Tasks for this exercise –
a: Please say whether each statement agrees with the student book list, answering yes or no and quoting the words that decide it. (i) Glory Days was published by Boolarong Press in 2020. (ii) Brecht in India examines Brecht's plays in the Hindi belt between the 1950s and the 1980s. (iii) A River with a City Problem received the John and Ruth Kerr Award for Historical Research 2019.
b: From the student book list, copy word for word the passage starting at "A River with a City Problem is" and ending at "prevent further tragedy.".

Excerpted passage –
----
Academic books by our students
2021
Gender and Australian Celebrity Culture
Written by: Joanna McIntyre and Anthea Taylor
Publisher: Routledge 2021
ISBN: 9781138366220
Details: Gender and Australian Celebrity Culture engages with celebrities across a diverse range of fields – actors, journalists, athletes, comedians, writers, and television personalities – and in doing so critically reflects upon different forms of Australian fame and the media platforms and practices that sustain them. Authors in this volume engage directly with pertinent issues relating to gender and sexuality, including celebrity feminism and the generative capacity of feminist rage; normative femininity and its instability; hegemonic masculinities; and queerness and its (in)visibility. Contributors also intervene in a number of ongoing debates in media and cultural studies more broadly, including those around the politics and affordances of digital media; whiteness and Australia’s colonial histories; celebrity labour; and methodologies for celebrity studies.
Brecht in India: The Poetics and Politics of Transcultural Theatre
Written by: Dr. Prateek
Publisher: Routledge 2021
ISBN: 9780367466749
Details: The book explores how post-independence Indian drama is an instance of a cultural palimpsest, a site celebrating a dialogue between Western and Indian theatrical traditions, rather than a homogenous and isolated canon. Analysing the dissemination of a selection of Brecht’s plays in the Hindi belt between the 1960s and the 1990s, this study demonstrates that Brecht’s work provided aesthetic and ideological paradigms to modern Hindi playwrights, helping them develop and stage a national identity. The book also traces how the reception of Brecht was mediated in India, how it helped post-independence Indian playwrights formulate a political theatre, and how the dissemination of Brechtian aesthetics in India addressed the anxiety related to the stasis in Brechtian theatre in Europe.
2020
Glory Days: Brisbane’s Art World to 1970
Written by: Judith Hamilton
Publisher: Boolarong Press 2020
ISBN: 9781925877496
Details: This book recounts the glory days when Brisbane was seen as the art capital of Australia. Great artists such as renowned, award winning artist, Margaret Olley and two time Archibald winner, William Robinson, were developing and exposing their skills. Brisbane had many prestigious art galleries, art organisations and groups. These times inspired great art teachers such as Wendy Allen and Mervyn Moriarty who made such a big impact on the education of students in primary and secondary schools and tertiary colleges in the city and country areas of Queensland.
2019
A River with a City Problem
Written by: Margaret Cook
Publisher: UQ Press
ISBN: 9780702260438
Award: John and Ruth Kerr Award for Historical Research 2019
Details: When floods devastated South East Queensland in 2011, who was to blame? Despite the inherent risk of living on a floodplain, most residents had pinned their hopes on Wivenhoe Dam to protect them, and when it failed to do so, dam operators were blamed for the scale of the catastrophic events that followed.
A River with a City Problem is a compelling history of floods in the Brisbane River catchment, especially those in 1893, 1974 and 2011. Extensively researched, it highlights the force of nature, the vagaries of politics and the power of community. With many river cities facing urban development challenges, Cook makes a convincing argument for what must change to prevent further tragedy.
----
Structured page parsing lines –

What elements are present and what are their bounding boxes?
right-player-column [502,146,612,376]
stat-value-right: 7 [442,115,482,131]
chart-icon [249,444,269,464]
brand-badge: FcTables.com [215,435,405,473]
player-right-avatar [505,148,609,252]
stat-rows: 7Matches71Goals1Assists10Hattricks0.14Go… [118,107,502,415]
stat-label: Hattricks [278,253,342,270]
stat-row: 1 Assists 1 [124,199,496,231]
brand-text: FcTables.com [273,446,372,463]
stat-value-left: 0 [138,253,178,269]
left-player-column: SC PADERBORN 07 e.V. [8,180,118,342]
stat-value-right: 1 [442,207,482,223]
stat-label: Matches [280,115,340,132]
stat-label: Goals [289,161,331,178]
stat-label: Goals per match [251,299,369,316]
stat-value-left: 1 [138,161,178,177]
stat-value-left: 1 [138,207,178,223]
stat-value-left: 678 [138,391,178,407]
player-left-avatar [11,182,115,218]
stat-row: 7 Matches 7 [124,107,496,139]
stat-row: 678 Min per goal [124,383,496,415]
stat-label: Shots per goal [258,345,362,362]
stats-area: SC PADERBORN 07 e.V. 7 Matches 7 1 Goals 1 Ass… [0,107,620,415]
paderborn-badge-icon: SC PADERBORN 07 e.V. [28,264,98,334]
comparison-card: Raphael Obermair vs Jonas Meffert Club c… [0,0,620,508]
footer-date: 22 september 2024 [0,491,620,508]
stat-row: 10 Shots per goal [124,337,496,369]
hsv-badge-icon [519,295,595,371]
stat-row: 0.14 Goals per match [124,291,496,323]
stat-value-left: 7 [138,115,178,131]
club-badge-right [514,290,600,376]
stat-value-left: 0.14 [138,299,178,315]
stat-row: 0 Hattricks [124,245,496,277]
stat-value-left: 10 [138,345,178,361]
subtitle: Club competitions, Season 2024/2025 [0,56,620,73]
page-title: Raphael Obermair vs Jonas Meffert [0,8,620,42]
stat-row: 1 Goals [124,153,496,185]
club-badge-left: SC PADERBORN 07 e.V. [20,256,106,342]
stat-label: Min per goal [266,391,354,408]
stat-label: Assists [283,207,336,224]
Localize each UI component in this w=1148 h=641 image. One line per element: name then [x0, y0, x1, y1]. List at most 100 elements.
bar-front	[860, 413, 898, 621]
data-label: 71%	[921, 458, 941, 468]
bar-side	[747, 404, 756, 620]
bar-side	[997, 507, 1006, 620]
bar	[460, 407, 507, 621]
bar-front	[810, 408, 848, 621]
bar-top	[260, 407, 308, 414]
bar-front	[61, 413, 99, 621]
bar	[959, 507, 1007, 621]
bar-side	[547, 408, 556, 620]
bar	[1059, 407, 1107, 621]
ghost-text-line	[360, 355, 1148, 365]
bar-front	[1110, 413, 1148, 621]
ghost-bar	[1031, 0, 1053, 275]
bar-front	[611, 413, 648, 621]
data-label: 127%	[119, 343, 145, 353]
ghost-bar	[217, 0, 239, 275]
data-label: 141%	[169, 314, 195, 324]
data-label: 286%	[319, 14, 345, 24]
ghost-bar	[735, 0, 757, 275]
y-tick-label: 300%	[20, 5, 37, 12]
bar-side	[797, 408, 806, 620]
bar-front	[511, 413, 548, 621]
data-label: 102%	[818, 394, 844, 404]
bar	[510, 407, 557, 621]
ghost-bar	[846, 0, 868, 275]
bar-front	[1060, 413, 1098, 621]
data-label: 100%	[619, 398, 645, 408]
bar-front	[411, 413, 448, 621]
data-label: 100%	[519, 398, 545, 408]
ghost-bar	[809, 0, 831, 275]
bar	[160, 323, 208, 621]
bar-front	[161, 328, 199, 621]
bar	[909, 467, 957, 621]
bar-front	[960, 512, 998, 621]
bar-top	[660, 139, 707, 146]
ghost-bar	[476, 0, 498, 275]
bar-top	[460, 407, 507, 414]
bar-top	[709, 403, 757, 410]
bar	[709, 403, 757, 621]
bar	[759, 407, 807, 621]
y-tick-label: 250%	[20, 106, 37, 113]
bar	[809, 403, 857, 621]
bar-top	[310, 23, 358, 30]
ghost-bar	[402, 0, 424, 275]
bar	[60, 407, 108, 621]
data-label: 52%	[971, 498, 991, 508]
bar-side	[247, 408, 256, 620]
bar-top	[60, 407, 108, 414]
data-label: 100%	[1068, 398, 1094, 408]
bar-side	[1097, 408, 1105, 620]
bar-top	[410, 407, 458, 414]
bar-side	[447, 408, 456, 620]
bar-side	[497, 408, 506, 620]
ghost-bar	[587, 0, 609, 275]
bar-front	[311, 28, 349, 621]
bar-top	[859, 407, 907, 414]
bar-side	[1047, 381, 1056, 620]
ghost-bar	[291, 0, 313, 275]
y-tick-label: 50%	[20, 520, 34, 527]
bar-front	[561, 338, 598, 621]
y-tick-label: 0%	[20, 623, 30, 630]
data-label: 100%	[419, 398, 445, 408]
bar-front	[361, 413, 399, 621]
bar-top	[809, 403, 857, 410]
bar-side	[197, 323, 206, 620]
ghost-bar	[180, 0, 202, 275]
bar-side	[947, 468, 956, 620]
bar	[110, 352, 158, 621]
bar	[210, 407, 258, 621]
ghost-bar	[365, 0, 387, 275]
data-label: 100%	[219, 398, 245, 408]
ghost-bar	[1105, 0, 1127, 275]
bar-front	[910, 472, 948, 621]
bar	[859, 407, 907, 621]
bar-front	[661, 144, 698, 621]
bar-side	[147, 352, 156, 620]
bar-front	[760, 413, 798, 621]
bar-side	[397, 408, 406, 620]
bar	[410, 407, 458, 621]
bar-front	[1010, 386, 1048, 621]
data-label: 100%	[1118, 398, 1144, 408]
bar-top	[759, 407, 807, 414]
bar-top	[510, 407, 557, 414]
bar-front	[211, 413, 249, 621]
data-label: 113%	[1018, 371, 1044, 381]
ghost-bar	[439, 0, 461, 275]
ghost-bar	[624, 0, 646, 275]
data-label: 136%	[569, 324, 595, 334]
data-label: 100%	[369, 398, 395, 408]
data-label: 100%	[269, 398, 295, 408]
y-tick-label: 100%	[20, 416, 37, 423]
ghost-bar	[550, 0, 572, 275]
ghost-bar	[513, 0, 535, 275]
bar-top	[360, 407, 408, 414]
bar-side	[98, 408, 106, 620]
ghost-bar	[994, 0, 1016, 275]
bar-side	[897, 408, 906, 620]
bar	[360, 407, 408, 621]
----
Solutions in order –
a:
(i) Yes: "Publisher: Boolarong Press 2020"
(ii) No: "between the 1960s and the 1990s"
(iii) Yes: "Award: John and Ruth Kerr Award for Historical Research 2019"

b:
A River with a City Problem is a compelling history of floods in the Brisbane River catchment, especially those in 1893, 1974 and 2011. Extensively researched, it highlights the force of nature, the vagaries of politics and the power of community. With many river cities facing urban development challenges, Cook makes a convincing argument for what must change to prevent further tragedy.